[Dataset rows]
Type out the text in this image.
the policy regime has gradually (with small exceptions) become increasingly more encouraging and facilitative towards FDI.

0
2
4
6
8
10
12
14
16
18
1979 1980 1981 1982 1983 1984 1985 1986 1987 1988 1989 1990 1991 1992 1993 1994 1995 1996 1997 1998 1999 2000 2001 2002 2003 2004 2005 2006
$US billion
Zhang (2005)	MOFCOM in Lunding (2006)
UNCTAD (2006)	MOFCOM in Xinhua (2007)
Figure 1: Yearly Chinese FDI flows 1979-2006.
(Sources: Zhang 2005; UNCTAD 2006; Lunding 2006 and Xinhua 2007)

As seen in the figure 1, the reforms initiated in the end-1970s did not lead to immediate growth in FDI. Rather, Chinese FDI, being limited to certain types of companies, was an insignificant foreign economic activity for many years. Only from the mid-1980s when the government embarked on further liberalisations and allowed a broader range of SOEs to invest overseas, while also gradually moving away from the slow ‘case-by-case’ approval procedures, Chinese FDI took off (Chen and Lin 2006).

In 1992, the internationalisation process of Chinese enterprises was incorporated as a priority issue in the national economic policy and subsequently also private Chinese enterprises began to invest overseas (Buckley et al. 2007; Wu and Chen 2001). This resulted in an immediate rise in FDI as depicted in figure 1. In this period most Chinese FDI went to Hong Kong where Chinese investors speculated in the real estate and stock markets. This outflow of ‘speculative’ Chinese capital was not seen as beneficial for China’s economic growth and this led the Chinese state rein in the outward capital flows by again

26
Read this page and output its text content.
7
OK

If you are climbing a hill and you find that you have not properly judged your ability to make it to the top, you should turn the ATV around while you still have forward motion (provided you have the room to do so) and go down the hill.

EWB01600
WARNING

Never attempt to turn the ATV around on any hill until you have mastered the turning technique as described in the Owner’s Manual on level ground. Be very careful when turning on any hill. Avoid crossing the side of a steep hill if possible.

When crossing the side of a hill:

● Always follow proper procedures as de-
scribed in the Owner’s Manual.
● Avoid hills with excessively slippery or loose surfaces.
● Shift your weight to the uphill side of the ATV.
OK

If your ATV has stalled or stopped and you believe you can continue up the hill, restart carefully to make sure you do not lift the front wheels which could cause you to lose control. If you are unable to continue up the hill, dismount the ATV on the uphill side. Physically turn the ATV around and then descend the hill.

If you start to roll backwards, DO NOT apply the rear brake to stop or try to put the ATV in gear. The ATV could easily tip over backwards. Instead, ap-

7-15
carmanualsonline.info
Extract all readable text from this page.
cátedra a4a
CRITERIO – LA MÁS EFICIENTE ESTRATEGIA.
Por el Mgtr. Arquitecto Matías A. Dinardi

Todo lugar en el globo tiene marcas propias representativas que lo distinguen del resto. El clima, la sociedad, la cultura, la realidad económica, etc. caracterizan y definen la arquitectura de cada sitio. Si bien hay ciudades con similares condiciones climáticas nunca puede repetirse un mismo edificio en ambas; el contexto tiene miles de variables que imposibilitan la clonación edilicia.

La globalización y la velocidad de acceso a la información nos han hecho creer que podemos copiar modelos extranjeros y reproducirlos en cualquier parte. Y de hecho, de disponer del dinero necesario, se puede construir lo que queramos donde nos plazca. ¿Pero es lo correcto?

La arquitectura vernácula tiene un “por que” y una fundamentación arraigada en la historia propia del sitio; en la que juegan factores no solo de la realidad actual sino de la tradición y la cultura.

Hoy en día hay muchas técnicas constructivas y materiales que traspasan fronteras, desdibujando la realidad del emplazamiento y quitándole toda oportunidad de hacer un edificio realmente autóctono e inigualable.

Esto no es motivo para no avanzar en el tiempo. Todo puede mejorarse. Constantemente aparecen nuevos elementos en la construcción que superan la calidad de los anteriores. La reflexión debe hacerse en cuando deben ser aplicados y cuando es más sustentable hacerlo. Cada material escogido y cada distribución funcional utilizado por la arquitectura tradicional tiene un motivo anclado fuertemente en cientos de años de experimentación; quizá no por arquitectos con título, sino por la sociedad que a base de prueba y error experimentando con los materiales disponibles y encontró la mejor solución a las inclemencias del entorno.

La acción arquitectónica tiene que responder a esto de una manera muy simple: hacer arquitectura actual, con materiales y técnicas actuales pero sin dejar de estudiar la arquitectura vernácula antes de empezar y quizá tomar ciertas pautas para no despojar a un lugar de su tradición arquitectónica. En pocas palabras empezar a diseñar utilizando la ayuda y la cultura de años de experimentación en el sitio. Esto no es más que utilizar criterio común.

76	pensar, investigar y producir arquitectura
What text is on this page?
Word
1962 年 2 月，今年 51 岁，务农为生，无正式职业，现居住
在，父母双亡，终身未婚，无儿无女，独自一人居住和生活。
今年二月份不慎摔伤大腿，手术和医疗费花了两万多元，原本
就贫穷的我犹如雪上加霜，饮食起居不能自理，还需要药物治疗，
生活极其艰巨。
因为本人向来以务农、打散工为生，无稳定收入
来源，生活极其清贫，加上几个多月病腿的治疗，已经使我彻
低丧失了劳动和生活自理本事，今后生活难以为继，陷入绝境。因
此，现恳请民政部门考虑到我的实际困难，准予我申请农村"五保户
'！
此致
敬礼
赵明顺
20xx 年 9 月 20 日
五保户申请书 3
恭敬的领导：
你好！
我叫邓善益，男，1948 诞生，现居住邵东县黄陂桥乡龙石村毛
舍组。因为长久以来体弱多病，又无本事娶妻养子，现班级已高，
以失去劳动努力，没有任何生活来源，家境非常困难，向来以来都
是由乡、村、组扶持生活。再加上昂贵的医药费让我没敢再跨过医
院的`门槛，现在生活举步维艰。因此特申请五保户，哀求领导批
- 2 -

[TASK STATEMENT]:
Only a number is wanted: how many lines contain the word "tradición"?

[RESPONSE BELOW]:
2